### EXCERTO ###

As “causas”, os “altruísmos” também,
acompanhados de muita balbúrdia interventiva… Isso eleva espiritualmente os
homens, trazendo-os para a ribalta da realização e da fama. Não, vivíamos à
margem dessas especulações, nós os cumpridores das regras, condenando as
injustiças, mas sem ousar interferir. Líamos livros que nos ilustravam sobre
essas injustiças, a par de outros mais libertos desses intentos políticos,
dávamos o nosso melhor tentando cumprir, dentro das regras impostas e dos
ditames da nossa consciência, é claro. Admirávamos, contudo, esses jovens que
liam os livros proibidos e que até passavam por esses vexames (gloriosos) que
uma polícia política por vezes lhes proporcionava, heróis, para a nossa
modéstia cumpridora. Uma revolução “salvadora” – ou falaciosa - resumiu tudo
isso, as causas generosas e os intentos egoístas, escondidos por trás daquelas.

### INFORMAÇÃO FORNECIDA ###

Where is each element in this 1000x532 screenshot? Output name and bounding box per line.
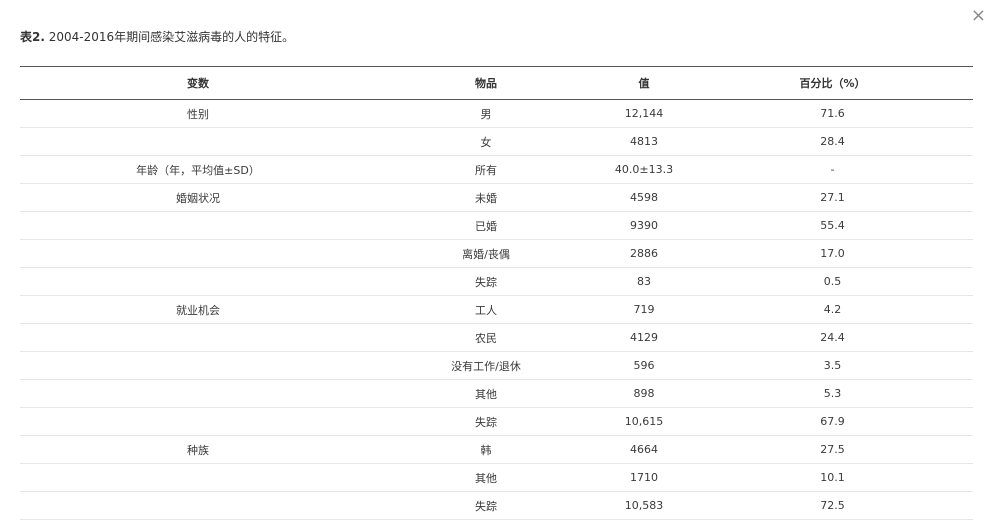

###

[A FAZER]
• 1. Diga se cada afirmação concorda com o excerto, respondendo sim ou não e citando as palavras exatas que decidem.
(a) Os cumpridores das regras condenavam as injustiças, mas não se atreviam a intervir.
(b) Os cumpridores das regras liam apenas livros sobre injustiças.
(c) Os cumpridores das regras desprezavam os jovens que liam livros proibidos.
• 2. Segundo o excerto, o que resumiu as causas generosas e os intentos egoístas?

[RESPOSTAS POR TAREFA]
• 1.
(a) Sim: “condenando as injustiças, mas sem ousar interferir”.
(b) Não: “a par de outros mais libertos desses intentos políticos”.
(c) Não: “Admirávamos, contudo, esses jovens que liam os livros proibidos”.

• 2. Uma revolução “salvadora” – ou falaciosa.